◆ **Records**
-- Start --

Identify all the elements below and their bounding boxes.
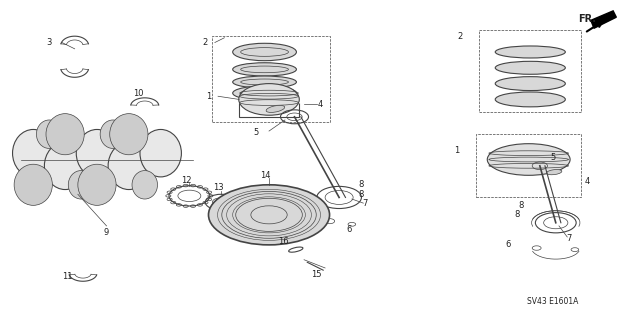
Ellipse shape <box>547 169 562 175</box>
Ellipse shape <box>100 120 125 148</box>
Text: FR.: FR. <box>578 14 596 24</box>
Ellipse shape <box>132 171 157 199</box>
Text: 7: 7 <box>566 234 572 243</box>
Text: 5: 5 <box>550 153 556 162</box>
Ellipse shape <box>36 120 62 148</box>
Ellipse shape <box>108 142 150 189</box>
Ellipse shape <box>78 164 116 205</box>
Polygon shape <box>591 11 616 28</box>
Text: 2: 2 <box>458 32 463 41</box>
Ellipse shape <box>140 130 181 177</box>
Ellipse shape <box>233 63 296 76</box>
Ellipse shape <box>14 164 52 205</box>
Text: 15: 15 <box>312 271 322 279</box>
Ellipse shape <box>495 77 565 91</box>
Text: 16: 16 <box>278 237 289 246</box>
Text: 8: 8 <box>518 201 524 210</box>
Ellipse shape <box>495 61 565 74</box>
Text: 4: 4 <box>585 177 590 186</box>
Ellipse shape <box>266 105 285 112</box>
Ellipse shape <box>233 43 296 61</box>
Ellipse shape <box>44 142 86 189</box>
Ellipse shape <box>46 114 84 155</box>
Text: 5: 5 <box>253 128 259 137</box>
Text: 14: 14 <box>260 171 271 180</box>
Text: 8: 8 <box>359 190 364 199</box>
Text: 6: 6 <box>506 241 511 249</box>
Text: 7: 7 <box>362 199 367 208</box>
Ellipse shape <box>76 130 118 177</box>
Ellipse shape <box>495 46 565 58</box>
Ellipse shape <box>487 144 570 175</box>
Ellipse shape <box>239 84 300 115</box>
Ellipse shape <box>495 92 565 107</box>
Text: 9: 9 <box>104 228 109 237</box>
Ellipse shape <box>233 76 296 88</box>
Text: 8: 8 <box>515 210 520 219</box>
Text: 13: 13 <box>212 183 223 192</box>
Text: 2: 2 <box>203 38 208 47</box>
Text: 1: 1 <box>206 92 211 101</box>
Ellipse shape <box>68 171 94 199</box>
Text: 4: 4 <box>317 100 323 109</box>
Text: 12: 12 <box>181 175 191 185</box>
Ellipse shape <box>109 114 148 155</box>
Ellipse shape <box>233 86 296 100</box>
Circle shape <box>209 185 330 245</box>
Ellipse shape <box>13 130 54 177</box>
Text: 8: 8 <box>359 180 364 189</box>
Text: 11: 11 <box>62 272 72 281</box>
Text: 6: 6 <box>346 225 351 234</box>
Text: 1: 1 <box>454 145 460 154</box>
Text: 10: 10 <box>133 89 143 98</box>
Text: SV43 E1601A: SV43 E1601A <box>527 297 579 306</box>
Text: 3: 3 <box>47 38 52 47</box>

-- End --
-- Start --

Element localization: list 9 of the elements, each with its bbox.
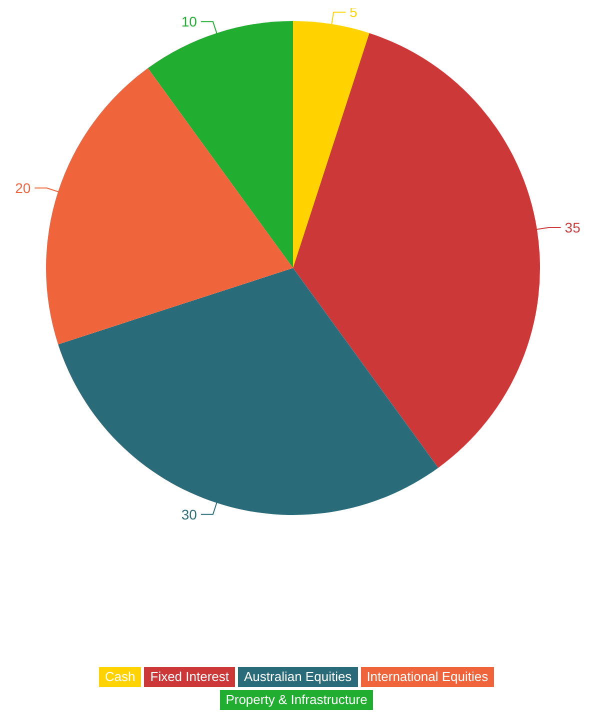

-- End --

Copy everything from the line containing "Identify all the" down to the line containing "Ellipse shape <box>487 144 570 175</box>", swapping "Ellipse shape" for "Oval shape" and changing nothing else. Leave the pictures out.

◆ **Task response**
Identify all the elements below and their bounding boxes.
Oval shape <box>547 169 562 175</box>
Oval shape <box>100 120 125 148</box>
Text: FR.: FR. <box>578 14 596 24</box>
Oval shape <box>132 171 157 199</box>
Text: 7: 7 <box>566 234 572 243</box>
Text: 5: 5 <box>550 153 556 162</box>
Oval shape <box>36 120 62 148</box>
Oval shape <box>108 142 150 189</box>
Oval shape <box>78 164 116 205</box>
Polygon shape <box>591 11 616 28</box>
Text: 2: 2 <box>458 32 463 41</box>
Oval shape <box>140 130 181 177</box>
Oval shape <box>233 63 296 76</box>
Oval shape <box>14 164 52 205</box>
Text: 15: 15 <box>312 271 322 279</box>
Oval shape <box>495 77 565 91</box>
Text: 16: 16 <box>278 237 289 246</box>
Text: 8: 8 <box>518 201 524 210</box>
Oval shape <box>495 61 565 74</box>
Text: 4: 4 <box>585 177 590 186</box>
Oval shape <box>266 105 285 112</box>
Oval shape <box>233 43 296 61</box>
Oval shape <box>44 142 86 189</box>
Oval shape <box>46 114 84 155</box>
Text: 5: 5 <box>253 128 259 137</box>
Text: 14: 14 <box>260 171 271 180</box>
Text: 8: 8 <box>359 190 364 199</box>
Text: 6: 6 <box>506 241 511 249</box>
Text: 7: 7 <box>362 199 367 208</box>
Oval shape <box>76 130 118 177</box>
Oval shape <box>495 46 565 58</box>
Oval shape <box>487 144 570 175</box>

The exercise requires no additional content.